**Exercise**. Without the pictures, set down every line of the data exactly.

___ Information shown

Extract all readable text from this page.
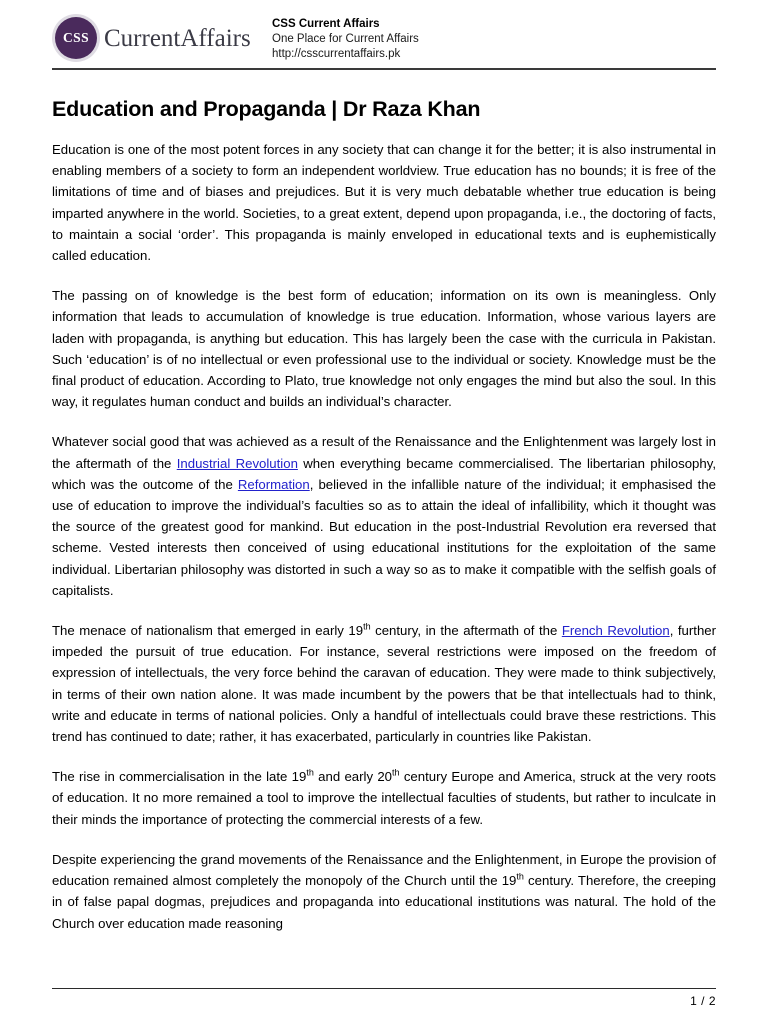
CSS CurrentAffairs
CSS Current Affairs
One Place for Current Affairs
http://csscurrentaffairs.pk
Education and Propaganda | Dr Raza Khan

Education is one of the most potent forces in any society that can change it for the better; it is also instrumental in enabling members of a society to form an independent worldview. True education has no bounds; it is free of the limitations of time and of biases and prejudices. But it is very much debatable whether true education is being imparted anywhere in the world. Societies, to a great extent, depend upon propaganda, i.e., the doctoring of facts, to maintain a social ‘order’. This propaganda is mainly enveloped in educational texts and is euphemistically called education.

The passing on of knowledge is the best form of education; information on its own is meaningless. Only information that leads to accumulation of knowledge is true education. Information, whose various layers are laden with propaganda, is anything but education. This has largely been the case with the curricula in Pakistan. Such ‘education’ is of no intellectual or even professional use to the individual or society. Knowledge must be the final product of education. According to Plato, true knowledge not only engages the mind but also the soul. In this way, it regulates human conduct and builds an individual’s character.

Whatever social good that was achieved as a result of the Renaissance and the Enlightenment was largely lost in the aftermath of the Industrial Revolution when everything became commercialised. The libertarian philosophy, which was the outcome of the Reformation, believed in the infallible nature of the individual; it emphasised the use of education to improve the individual’s faculties so as to attain the ideal of infallibility, which it thought was the source of the greatest good for mankind. But education in the post-Industrial Revolution era reversed that scheme. Vested interests then conceived of using educational institutions for the exploitation of the same individual. Libertarian philosophy was distorted in such a way so as to make it compatible with the selfish goals of capitalists.

The menace of nationalism that emerged in early 19th century, in the aftermath of the French Revolution, further impeded the pursuit of true education. For instance, several restrictions were imposed on the freedom of expression of intellectuals, the very force behind the caravan of education. They were made to think subjectively, in terms of their own nation alone. It was made incumbent by the powers that be that intellectuals had to think, write and educate in terms of national policies. Only a handful of intellectuals could brave these restrictions. This trend has continued to date; rather, it has exacerbated, particularly in countries like Pakistan.

The rise in commercialisation in the late 19th and early 20th century Europe and America, struck at the very roots of education. It no more remained a tool to improve the intellectual faculties of students, but rather to inculcate in their minds the importance of protecting the commercial interests of a few.

Despite experiencing the grand movements of the Renaissance and the Enlightenment, in Europe the provision of education remained almost completely the monopoly of the Church until the 19th century. Therefore, the creeping in of false papal dogmas, prejudices and propaganda into educational institutions was natural. The hold of the Church over education made reasoning

1 / 2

______

**Result of this task**.
Extract all readable text from this page.
CSS CurrentAffairs
CSS Current Affairs
One Place for Current Affairs
http://csscurrentaffairs.pk
Education and Propaganda | Dr Raza Khan

Education is one of the most potent forces in any society that can change it for the better; it is also instrumental in enabling members of a society to form an independent worldview. True education has no bounds; it is free of the limitations of time and of biases and prejudices. But it is very much debatable whether true education is being imparted anywhere in the world. Societies, to a great extent, depend upon propaganda, i.e., the doctoring of facts, to maintain a social ‘order’. This propaganda is mainly enveloped in educational texts and is euphemistically called education.

The passing on of knowledge is the best form of education; information on its own is meaningless. Only information that leads to accumulation of knowledge is true education. Information, whose various layers are laden with propaganda, is anything but education. This has largely been the case with the curricula in Pakistan. Such ‘education’ is of no intellectual or even professional use to the individual or society. Knowledge must be the final product of education. According to Plato, true knowledge not only engages the mind but also the soul. In this way, it regulates human conduct and builds an individual’s character.

Whatever social good that was achieved as a result of the Renaissance and the Enlightenment was largely lost in the aftermath of the Industrial Revolution when everything became commercialised. The libertarian philosophy, which was the outcome of the Reformation, believed in the infallible nature of the individual; it emphasised the use of education to improve the individual’s faculties so as to attain the ideal of infallibility, which it thought was the source of the greatest good for mankind. But education in the post-Industrial Revolution era reversed that scheme. Vested interests then conceived of using educational institutions for the exploitation of the same individual. Libertarian philosophy was distorted in such a way so as to make it compatible with the selfish goals of capitalists.

The menace of nationalism that emerged in early 19th century, in the aftermath of the French Revolution, further impeded the pursuit of true education. For instance, several restrictions were imposed on the freedom of expression of intellectuals, the very force behind the caravan of education. They were made to think subjectively, in terms of their own nation alone. It was made incumbent by the powers that be that intellectuals had to think, write and educate in terms of national policies. Only a handful of intellectuals could brave these restrictions. This trend has continued to date; rather, it has exacerbated, particularly in countries like Pakistan.

The rise in commercialisation in the late 19th and early 20th century Europe and America, struck at the very roots of education. It no more remained a tool to improve the intellectual faculties of students, but rather to inculcate in their minds the importance of protecting the commercial interests of a few.

Despite experiencing the grand movements of the Renaissance and the Enlightenment, in Europe the provision of education remained almost completely the monopoly of the Church until the 19th century. Therefore, the creeping in of false papal dogmas, prejudices and propaganda into educational institutions was natural. The hold of the Church over education made reasoning

1 / 2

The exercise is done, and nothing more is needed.